▶ [Parts of the exercise]:
(a) Render this sentence from the passage on solid-state batteries in China into French: "Since 2025, the solid-state battery sector has experienced a wave of favorable policies."
(b) Carry on the passage on solid-state batteries in China from the point at which it ends.

▶ [Document excerpt]:
'''
Industry experts believe that China is showcasing leadership in emerging fields such as the low-altitude economy and humanoid robots. As a breakthrough point for industrialization, semi-solid batteries are positioned as a strategic foothold for Chinese enterprises aiming to capture high-end and emerging markets. Yang Hongxin emphasized that, considering product maturity distribution, the low-altitude economy and humanoid robots are likely to become the pioneering scenarios for the true commercialization of solid-state batteries.

Since 2025, the solid-state battery sector has experienced a wave of favorable policies. On September 22, the National Energy Administration, the Ministry of Industry and Information Technology, the State-owned Assets Supervision and Administration Commission, and the State Administration for Market Regulation jointly issued the “Guiding Opinions on Promoting High-Quality Development of Energy Equipment,” which explicitly calls for the development of “long-life, wide-temperature range, low-degradation lithium batteries, sodium batteries, and key equipment for solid-state batteries.” Wu Guogang, a second-level inspector at the Ministry of Industry and Information Technology’s Electronics Information Department, also stated in September that the next steps will involve strengthening lithium battery technological innovation, accelerating the layout of forward-looking technologies, and expediting the research and industrialization of solid-state batteries, sodium-ion batteries, all-climate batteries, fast-charging batteries, and key materials.
'''
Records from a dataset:
'''
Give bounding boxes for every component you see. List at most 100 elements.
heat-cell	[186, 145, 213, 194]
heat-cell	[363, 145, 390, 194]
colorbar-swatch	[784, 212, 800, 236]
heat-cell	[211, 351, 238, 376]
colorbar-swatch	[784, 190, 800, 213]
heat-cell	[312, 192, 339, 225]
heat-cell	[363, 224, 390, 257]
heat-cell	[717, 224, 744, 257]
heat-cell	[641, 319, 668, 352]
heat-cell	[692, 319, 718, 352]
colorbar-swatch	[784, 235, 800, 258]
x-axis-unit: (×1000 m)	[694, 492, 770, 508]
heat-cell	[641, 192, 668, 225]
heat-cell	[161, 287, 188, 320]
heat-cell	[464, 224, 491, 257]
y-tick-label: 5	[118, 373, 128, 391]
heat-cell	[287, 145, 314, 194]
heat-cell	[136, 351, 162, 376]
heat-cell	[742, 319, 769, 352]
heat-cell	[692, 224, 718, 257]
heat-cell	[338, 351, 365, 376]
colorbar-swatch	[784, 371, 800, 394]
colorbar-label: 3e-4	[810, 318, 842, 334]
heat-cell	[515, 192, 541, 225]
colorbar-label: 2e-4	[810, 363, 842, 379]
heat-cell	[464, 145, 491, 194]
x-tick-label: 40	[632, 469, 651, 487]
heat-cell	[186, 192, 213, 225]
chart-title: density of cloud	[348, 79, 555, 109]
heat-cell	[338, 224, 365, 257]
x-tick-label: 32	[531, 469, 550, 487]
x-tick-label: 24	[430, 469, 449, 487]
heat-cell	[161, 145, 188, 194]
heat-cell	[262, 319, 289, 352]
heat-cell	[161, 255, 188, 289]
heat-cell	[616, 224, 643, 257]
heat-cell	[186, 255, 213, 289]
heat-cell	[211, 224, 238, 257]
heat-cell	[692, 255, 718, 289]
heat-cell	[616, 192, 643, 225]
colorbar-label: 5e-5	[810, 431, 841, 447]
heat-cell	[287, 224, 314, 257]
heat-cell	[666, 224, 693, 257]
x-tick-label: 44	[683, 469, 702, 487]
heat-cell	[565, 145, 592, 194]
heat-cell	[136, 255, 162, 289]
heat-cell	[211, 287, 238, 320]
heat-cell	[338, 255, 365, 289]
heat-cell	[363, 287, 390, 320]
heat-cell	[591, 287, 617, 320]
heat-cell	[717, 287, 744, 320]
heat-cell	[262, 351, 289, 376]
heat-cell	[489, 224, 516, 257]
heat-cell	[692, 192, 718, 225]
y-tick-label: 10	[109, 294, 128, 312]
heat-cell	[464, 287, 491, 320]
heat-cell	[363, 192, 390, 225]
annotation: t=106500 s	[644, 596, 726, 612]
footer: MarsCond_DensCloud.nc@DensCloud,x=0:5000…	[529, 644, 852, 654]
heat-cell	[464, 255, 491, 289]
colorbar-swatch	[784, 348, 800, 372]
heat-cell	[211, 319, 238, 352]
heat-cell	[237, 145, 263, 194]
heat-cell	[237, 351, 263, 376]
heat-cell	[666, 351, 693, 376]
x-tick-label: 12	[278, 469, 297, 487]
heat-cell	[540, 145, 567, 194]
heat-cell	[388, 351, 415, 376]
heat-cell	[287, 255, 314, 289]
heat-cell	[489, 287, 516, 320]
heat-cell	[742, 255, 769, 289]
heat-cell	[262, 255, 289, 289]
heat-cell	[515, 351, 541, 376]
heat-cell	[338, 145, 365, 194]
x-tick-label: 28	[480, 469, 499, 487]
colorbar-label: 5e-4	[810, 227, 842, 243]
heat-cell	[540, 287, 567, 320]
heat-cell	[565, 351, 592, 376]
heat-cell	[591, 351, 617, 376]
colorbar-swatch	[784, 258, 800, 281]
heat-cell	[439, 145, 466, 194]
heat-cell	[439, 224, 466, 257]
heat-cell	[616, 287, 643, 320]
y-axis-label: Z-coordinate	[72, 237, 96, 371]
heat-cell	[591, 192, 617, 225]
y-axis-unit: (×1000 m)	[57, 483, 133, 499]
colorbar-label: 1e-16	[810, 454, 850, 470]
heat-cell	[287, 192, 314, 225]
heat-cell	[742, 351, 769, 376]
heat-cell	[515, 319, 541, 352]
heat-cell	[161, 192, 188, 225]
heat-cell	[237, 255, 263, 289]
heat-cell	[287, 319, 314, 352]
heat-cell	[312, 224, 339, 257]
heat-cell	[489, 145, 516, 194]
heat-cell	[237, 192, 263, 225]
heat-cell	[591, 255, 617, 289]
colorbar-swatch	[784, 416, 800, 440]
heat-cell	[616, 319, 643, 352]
'''
▶ [Response list]:
(a) Depuis 2025, le secteur des batteries à l'état solide a connu une vague de politiques favorables.

(b)
Indeed, there is a growing consensus in the industry regarding the progress of solid-state battery mass production. “Since this year, at least at the capital market level, there is a general consensus on the trend of solid-state battery industrialization. This core judgment is that in the next three to five years, China will become the fastest country in advancing solid-state battery industrialization, including technological maturity and the completeness of the industrial chain,” stated Zeng Tao, Executive General Manager and Chief Analyst of New Energy at China Galaxy Securities.

However, industry insiders point out that fully solid-state batteries still face significant mass production pressures, with numerous technological challenges that need to be overcome. Nevertheless, once breakthroughs are achieved, the safety and ultra-high energy density potential they offer will likely become the ultimate technological route for power and energy storage batteries. Morgan Stanley predicts that by 2030, the global solid-state battery market size will reach $120 billion, with China expected to account for as much as 40% of this market, leading to a rapid acceleration in production capacity construction. A research report from CITIC Securities also mentions that since 2025, companies like SolidPower and Guoxuan High-Tech have gradually begun road testing their fully solid-state batteries, with 2025-2026 anticipated to be a period of intensive road tests for solid-state battery vehicles.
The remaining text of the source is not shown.